─── Records for processing

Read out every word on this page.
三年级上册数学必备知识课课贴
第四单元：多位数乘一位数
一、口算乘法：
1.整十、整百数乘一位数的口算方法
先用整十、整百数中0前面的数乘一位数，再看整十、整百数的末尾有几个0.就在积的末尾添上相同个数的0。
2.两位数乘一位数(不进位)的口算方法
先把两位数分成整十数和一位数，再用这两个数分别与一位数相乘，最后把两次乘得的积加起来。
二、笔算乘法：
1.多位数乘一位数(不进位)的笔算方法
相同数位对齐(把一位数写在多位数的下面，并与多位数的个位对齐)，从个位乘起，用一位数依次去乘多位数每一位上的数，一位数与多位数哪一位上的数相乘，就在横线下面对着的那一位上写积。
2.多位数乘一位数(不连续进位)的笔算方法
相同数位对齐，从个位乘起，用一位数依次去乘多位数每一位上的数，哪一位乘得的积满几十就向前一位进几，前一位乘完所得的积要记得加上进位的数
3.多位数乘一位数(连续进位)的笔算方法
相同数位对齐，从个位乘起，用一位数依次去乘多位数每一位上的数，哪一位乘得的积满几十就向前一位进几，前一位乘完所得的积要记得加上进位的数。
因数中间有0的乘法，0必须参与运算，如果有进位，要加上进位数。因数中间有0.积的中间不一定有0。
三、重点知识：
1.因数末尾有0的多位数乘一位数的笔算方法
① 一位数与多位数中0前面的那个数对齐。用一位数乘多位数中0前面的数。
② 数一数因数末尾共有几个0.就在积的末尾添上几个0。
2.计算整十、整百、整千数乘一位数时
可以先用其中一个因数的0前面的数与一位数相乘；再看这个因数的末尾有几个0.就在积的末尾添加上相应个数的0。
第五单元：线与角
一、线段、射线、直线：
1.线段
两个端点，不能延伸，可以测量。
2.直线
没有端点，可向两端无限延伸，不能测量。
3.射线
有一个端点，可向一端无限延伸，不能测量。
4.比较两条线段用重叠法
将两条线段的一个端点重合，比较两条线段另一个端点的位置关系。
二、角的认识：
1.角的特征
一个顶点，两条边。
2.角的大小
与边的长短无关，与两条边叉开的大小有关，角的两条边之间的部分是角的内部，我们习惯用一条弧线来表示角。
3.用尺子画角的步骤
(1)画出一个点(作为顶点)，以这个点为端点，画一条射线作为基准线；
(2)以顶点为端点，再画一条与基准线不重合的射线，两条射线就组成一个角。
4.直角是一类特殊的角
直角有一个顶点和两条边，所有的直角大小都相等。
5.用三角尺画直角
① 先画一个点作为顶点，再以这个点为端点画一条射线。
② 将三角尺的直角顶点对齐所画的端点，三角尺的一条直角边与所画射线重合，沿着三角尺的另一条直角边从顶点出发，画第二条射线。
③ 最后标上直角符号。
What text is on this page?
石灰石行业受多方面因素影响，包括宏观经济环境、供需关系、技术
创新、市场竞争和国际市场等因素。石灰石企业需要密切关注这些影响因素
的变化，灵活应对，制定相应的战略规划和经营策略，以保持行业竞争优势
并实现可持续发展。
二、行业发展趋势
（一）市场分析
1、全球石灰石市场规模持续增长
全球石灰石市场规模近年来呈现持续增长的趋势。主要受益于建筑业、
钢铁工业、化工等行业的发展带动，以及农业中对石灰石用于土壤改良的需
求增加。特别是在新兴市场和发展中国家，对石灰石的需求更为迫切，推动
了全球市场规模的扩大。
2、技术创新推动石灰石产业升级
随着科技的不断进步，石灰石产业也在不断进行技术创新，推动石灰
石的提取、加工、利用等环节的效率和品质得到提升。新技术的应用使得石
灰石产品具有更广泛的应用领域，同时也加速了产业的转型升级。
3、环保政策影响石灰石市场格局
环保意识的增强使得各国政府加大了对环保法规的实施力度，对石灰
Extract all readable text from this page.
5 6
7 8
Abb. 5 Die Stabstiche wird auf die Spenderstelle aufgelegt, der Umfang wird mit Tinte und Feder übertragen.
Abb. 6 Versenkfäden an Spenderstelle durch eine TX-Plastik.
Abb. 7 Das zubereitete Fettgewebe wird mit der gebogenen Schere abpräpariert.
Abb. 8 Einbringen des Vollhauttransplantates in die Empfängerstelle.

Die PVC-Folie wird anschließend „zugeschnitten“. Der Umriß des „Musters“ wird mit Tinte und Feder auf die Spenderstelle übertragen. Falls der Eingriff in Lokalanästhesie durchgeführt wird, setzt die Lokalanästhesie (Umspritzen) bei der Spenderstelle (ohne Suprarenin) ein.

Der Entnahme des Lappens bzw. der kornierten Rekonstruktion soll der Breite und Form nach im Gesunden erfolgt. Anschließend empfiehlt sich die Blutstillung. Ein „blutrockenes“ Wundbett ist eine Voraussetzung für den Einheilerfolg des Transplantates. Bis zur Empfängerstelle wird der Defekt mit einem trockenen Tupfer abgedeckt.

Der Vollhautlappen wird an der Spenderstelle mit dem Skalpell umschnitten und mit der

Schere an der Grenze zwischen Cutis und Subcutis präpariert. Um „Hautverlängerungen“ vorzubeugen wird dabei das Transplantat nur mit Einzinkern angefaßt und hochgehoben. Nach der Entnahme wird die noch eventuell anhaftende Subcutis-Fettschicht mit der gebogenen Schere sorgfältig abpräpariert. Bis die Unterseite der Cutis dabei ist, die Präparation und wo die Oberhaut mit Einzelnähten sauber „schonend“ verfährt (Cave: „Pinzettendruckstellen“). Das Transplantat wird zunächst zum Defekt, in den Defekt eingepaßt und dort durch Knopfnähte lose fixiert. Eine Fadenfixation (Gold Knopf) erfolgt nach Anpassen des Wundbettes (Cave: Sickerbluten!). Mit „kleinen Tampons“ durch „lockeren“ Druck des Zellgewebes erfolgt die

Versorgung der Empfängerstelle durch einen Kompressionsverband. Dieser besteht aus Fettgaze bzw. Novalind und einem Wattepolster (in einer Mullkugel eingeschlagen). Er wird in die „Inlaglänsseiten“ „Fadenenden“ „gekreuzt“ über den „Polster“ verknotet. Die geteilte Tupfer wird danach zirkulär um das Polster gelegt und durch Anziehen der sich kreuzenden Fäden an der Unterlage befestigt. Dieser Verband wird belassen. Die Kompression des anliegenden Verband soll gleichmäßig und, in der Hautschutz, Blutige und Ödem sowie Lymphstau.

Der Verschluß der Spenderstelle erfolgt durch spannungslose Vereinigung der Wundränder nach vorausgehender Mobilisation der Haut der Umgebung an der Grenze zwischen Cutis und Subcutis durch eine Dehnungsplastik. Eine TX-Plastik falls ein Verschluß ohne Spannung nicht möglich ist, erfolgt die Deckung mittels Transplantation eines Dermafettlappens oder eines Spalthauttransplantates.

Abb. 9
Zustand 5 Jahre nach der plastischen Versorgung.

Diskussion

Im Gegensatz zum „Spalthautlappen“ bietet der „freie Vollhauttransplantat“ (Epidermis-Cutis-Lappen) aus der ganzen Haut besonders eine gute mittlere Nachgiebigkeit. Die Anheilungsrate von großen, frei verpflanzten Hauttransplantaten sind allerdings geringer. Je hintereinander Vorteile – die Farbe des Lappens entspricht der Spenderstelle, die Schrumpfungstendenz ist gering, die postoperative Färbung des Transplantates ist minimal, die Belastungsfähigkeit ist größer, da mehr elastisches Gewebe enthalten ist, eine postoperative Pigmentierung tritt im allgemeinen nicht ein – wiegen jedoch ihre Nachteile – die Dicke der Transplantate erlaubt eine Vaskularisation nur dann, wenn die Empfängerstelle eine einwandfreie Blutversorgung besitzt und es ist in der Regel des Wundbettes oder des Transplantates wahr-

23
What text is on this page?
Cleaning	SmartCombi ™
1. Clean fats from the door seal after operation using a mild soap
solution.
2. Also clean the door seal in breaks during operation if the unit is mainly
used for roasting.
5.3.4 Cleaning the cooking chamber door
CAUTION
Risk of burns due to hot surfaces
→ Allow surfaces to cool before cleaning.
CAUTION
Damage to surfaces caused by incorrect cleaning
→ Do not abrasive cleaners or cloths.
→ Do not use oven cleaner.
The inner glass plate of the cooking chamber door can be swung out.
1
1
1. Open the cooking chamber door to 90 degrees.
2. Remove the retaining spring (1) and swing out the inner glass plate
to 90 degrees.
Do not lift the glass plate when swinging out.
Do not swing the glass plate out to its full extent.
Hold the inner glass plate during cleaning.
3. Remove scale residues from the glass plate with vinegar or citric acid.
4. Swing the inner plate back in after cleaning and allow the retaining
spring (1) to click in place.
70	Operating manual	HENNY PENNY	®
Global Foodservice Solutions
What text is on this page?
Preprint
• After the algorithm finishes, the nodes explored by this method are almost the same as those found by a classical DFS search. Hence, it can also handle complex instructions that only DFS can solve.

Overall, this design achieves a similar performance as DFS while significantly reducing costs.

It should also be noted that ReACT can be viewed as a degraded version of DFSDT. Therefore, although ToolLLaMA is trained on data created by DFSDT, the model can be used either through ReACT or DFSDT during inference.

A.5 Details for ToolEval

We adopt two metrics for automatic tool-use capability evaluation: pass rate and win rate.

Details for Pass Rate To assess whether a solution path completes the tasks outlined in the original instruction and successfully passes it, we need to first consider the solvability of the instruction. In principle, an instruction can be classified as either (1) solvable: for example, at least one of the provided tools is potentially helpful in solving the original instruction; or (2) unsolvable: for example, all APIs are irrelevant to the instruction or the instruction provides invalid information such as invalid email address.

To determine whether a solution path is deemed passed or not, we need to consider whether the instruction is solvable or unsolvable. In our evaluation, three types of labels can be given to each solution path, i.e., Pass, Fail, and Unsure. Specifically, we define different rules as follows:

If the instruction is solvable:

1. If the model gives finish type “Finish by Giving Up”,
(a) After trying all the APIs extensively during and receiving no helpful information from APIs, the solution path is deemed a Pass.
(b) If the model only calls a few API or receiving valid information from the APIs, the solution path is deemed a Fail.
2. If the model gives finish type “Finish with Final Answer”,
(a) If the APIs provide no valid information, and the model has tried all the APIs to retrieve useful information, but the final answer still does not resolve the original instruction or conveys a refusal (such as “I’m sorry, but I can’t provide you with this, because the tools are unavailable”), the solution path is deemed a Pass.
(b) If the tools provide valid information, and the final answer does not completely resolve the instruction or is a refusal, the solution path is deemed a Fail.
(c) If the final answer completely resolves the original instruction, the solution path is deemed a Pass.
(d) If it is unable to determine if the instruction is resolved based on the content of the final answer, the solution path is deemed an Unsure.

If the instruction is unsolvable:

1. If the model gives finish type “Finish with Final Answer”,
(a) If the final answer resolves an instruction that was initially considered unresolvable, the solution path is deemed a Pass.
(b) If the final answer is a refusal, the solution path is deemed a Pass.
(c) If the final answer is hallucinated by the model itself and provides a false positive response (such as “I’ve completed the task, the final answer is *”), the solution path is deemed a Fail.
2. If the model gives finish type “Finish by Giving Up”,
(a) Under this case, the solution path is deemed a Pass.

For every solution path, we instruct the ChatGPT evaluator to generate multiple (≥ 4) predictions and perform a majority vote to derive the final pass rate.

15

──────

### Written request
Every line that holds the string "operation" should be returned.

### Answer to this exercise
1. Clean fats from the door seal after operation using a mild soap
2. Also clean the door seal in breaks during operation if the unit is mainly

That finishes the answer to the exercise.